» Aim of the exercise: Check each line of the records for "George"; collect those that have it.

» Data provided:
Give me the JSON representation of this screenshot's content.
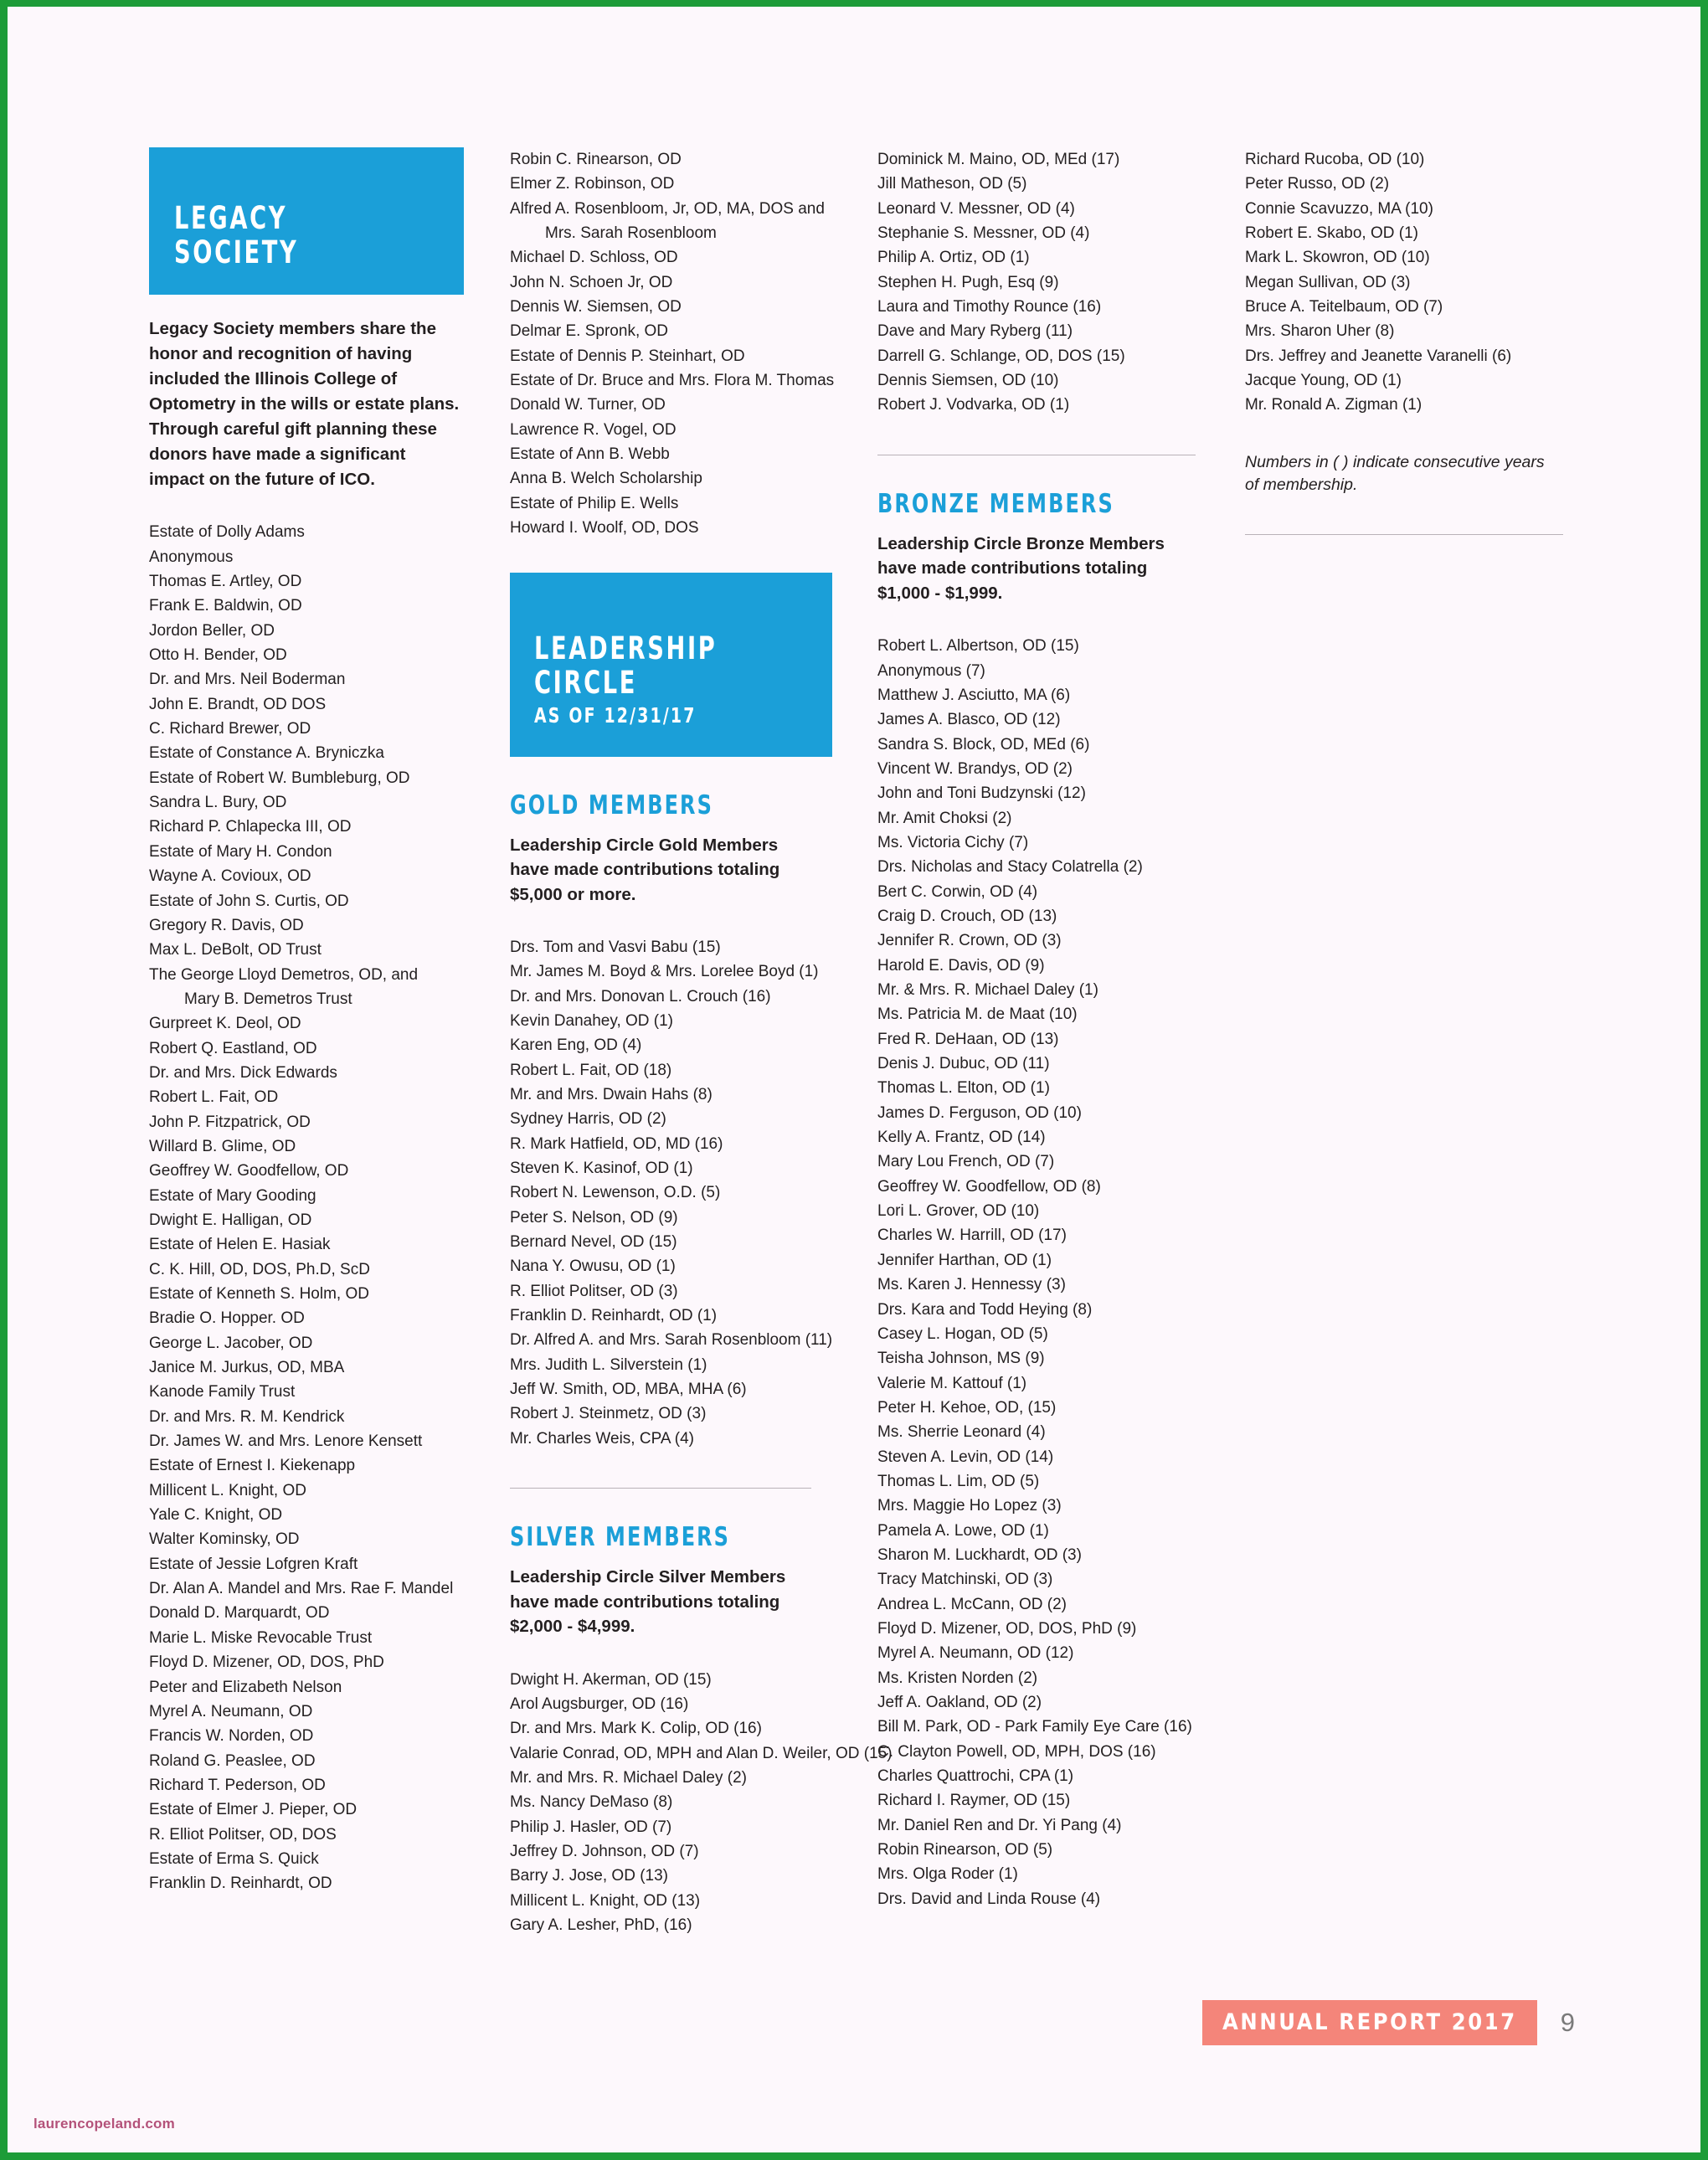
{
  "page": {
    "background_color": "#fdf8fc",
    "border_color": "#1d9c38",
    "accent_blue": "#1b9fd8",
    "accent_coral": "#f4857a"
  },
  "legacy": {
    "hero_line_1": "LEGACY",
    "hero_line_2": "SOCIETY",
    "intro": "Legacy Society members share the honor and recognition of having included the Illinois College of Optometry in the wills or estate plans. Through careful gift planning these donors have made a significant impact on the future of ICO.",
    "donors_col_1": [
      "Estate of Dolly Adams",
      "Anonymous",
      "Thomas E. Artley, OD",
      "Frank E. Baldwin, OD",
      "Jordon Beller, OD",
      "Otto H. Bender, OD",
      "Dr. and Mrs. Neil Boderman",
      "John E. Brandt, OD DOS",
      "C. Richard Brewer, OD",
      "Estate of Constance A. Bryniczka",
      "Estate of Robert W. Bumbleburg, OD",
      "Sandra L. Bury, OD",
      "Richard P. Chlapecka III, OD",
      "Estate of Mary H. Condon",
      "Wayne A. Covioux, OD",
      "Estate of John S. Curtis, OD",
      "Gregory R. Davis, OD",
      "Max L.  DeBolt, OD Trust",
      "The George Lloyd Demetros, OD, and",
      "Mary B. Demetros Trust",
      "Gurpreet K. Deol, OD",
      "Robert Q. Eastland, OD",
      "Dr. and Mrs. Dick Edwards",
      "Robert L. Fait, OD",
      "John P. Fitzpatrick, OD",
      "Willard B. Glime, OD",
      "Geoffrey W. Goodfellow, OD",
      "Estate of Mary Gooding",
      "Dwight E. Halligan, OD",
      "Estate of Helen E. Hasiak",
      "C. K. Hill, OD, DOS, Ph.D, ScD",
      "Estate of Kenneth S. Holm, OD",
      "Bradie O. Hopper. OD",
      "George L. Jacober, OD",
      "Janice M. Jurkus, OD, MBA",
      "Kanode Family Trust",
      "Dr. and Mrs. R. M. Kendrick",
      "Dr. James W. and Mrs. Lenore Kensett",
      "Estate of Ernest I. Kiekenapp",
      "Millicent L. Knight, OD",
      "Yale C. Knight, OD",
      "Walter Kominsky, OD",
      "Estate of Jessie Lofgren Kraft",
      "Dr. Alan A. Mandel and Mrs. Rae F. Mandel",
      "Donald D. Marquardt, OD",
      "Marie L. Miske Revocable Trust",
      "Floyd D. Mizener, OD, DOS, PhD",
      "Peter and Elizabeth Nelson",
      "Myrel A. Neumann, OD",
      "Francis W. Norden, OD",
      "Roland G. Peaslee, OD",
      "Richard T. Pederson, OD",
      "Estate of Elmer J. Pieper, OD",
      "R. Elliot Politser, OD, DOS",
      "Estate of Erma S. Quick",
      "Franklin D. Reinhardt, OD"
    ],
    "donors_col_1_indent_indices": [
      19
    ],
    "donors_col_2": [
      "Robin C. Rinearson, OD",
      "Elmer Z. Robinson, OD",
      "Alfred A. Rosenbloom, Jr, OD, MA, DOS and",
      "Mrs. Sarah Rosenbloom",
      "Michael D. Schloss, OD",
      "John N. Schoen Jr, OD",
      "Dennis W. Siemsen, OD",
      "Delmar E. Spronk, OD",
      "Estate of Dennis P. Steinhart, OD",
      "Estate of Dr. Bruce and Mrs. Flora M.  Thomas",
      "Donald W. Turner, OD",
      "Lawrence R. Vogel, OD",
      "Estate of Ann B. Webb",
      "Anna B. Welch Scholarship",
      "Estate of Philip E. Wells",
      "Howard I. Woolf, OD, DOS"
    ],
    "donors_col_2_indent_indices": [
      3
    ]
  },
  "leadership": {
    "hero_line_1": "LEADERSHIP",
    "hero_line_2": "CIRCLE",
    "hero_sub": "AS OF 12/31/17",
    "gold": {
      "heading": "GOLD MEMBERS",
      "description": "Leadership Circle Gold Members have made contributions totaling $5,000 or more.",
      "members": [
        "Drs. Tom and Vasvi Babu (15)",
        "Mr. James M. Boyd & Mrs. Lorelee Boyd (1)",
        "Dr. and Mrs. Donovan L. Crouch (16)",
        "Kevin Danahey, OD (1)",
        "Karen Eng, OD (4)",
        "Robert L. Fait, OD (18)",
        "Mr. and Mrs. Dwain Hahs (8)",
        "Sydney Harris, OD (2)",
        "R. Mark Hatfield, OD, MD (16)",
        "Steven K. Kasinof, OD (1)",
        "Robert N. Lewenson, O.D. (5)",
        "Peter S. Nelson, OD (9)",
        "Bernard Nevel, OD (15)",
        "Nana Y. Owusu, OD (1)",
        "R. Elliot Politser, OD (3)",
        "Franklin D. Reinhardt, OD (1)",
        "Dr. Alfred A. and Mrs. Sarah Rosenbloom (11)",
        "Mrs. Judith L. Silverstein (1)",
        "Jeff W. Smith, OD, MBA, MHA (6)",
        "Robert J. Steinmetz, OD (3)",
        "Mr. Charles Weis, CPA (4)"
      ]
    },
    "silver": {
      "heading": "SILVER MEMBERS",
      "description": "Leadership Circle Silver Members have made contributions totaling $2,000 - $4,999.",
      "members": [
        "Dwight H. Akerman, OD (15)",
        "Arol Augsburger, OD (16)",
        "Dr. and Mrs. Mark K. Colip, OD (16)",
        "Valarie Conrad, OD, MPH and Alan D. Weiler, OD (15)",
        "Mr. and Mrs. R. Michael Daley (2)",
        "Ms. Nancy DeMaso (8)",
        "Philip J. Hasler, OD (7)",
        "Jeffrey D. Johnson, OD (7)",
        "Barry J. Jose, OD (13)",
        "Millicent L. Knight, OD (13)",
        "Gary A. Lesher, PhD, (16)"
      ],
      "members_continued": [
        "Dominick M. Maino, OD, MEd (17)",
        "Jill Matheson, OD (5)",
        "Leonard V. Messner, OD (4)",
        "Stephanie S. Messner, OD (4)",
        "Philip A. Ortiz, OD (1)",
        "Stephen H. Pugh, Esq (9)",
        "Laura and Timothy Rounce (16)",
        "Dave and Mary Ryberg (11)",
        "Darrell G. Schlange, OD, DOS (15)",
        "Dennis Siemsen, OD (10)",
        "Robert J. Vodvarka, OD (1)"
      ]
    },
    "bronze": {
      "heading": "BRONZE MEMBERS",
      "description": "Leadership Circle Bronze Members have made contributions totaling $1,000 - $1,999.",
      "members": [
        "Robert L. Albertson, OD (15)",
        "Anonymous (7)",
        "Matthew J. Asciutto, MA (6)",
        "James A. Blasco, OD (12)",
        "Sandra S. Block, OD, MEd (6)",
        "Vincent W. Brandys, OD (2)",
        "John and Toni Budzynski (12)",
        "Mr. Amit Choksi (2)",
        "Ms. Victoria Cichy (7)",
        "Drs. Nicholas and Stacy Colatrella (2)",
        "Bert C. Corwin, OD (4)",
        "Craig D. Crouch, OD (13)",
        "Jennifer R. Crown, OD (3)",
        "Harold E. Davis, OD (9)",
        "Mr. & Mrs. R. Michael Daley (1)",
        "Ms. Patricia M. de Maat (10)",
        "Fred R. DeHaan, OD (13)",
        "Denis J. Dubuc, OD (11)",
        "Thomas L. Elton, OD (1)",
        "James D. Ferguson, OD (10)",
        "Kelly A. Frantz, OD (14)",
        "Mary Lou French, OD (7)",
        "Geoffrey W. Goodfellow, OD (8)",
        "Lori L. Grover, OD (10)",
        "Charles W. Harrill, OD (17)",
        "Jennifer Harthan, OD (1)",
        "Ms. Karen J. Hennessy (3)",
        "Drs. Kara and Todd Heying (8)",
        "Casey L. Hogan, OD (5)",
        "Teisha Johnson, MS (9)",
        "Valerie M. Kattouf (1)",
        "Peter H. Kehoe, OD, (15)",
        "Ms. Sherrie Leonard (4)",
        "Steven A. Levin, OD (14)",
        "Thomas L. Lim, OD (5)",
        "Mrs. Maggie Ho Lopez (3)",
        "Pamela A. Lowe, OD (1)",
        "Sharon M. Luckhardt, OD (3)",
        "Tracy Matchinski, OD (3)",
        "Andrea L. McCann, OD (2)",
        "Floyd D. Mizener, OD, DOS, PhD (9)",
        "Myrel A. Neumann, OD (12)",
        "Ms. Kristen Norden (2)",
        "Jeff A. Oakland, OD (2)",
        "Bill M. Park, OD  - Park Family Eye Care (16)",
        "C. Clayton Powell, OD, MPH, DOS (16)",
        "Charles Quattrochi, CPA (1)",
        "Richard I. Raymer, OD (15)",
        "Mr. Daniel Ren and Dr. Yi Pang (4)",
        "Robin Rinearson, OD (5)",
        "Mrs. Olga Roder (1)",
        "Drs. David and Linda Rouse (4)"
      ],
      "members_continued": [
        "Richard Rucoba, OD (10)",
        "Peter Russo, OD (2)",
        "Connie Scavuzzo, MA (10)",
        "Robert E. Skabo, OD (1)",
        "Mark L. Skowron, OD (10)",
        "Megan Sullivan, OD (3)",
        "Bruce A. Teitelbaum, OD (7)",
        "Mrs. Sharon Uher (8)",
        "Drs. Jeffrey and Jeanette Varanelli (6)",
        "Jacque Young, OD (1)",
        "Mr. Ronald A. Zigman (1)"
      ]
    },
    "note": "Numbers in ( ) indicate consecutive years of membership."
  },
  "footer": {
    "badge": "ANNUAL REPORT 2017",
    "page_number": "9"
  },
  "watermark": "laurencopeland.com"
}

» Solution to this problem:
      "The George Lloyd Demetros, OD, and",
      "George L. Jacober, OD",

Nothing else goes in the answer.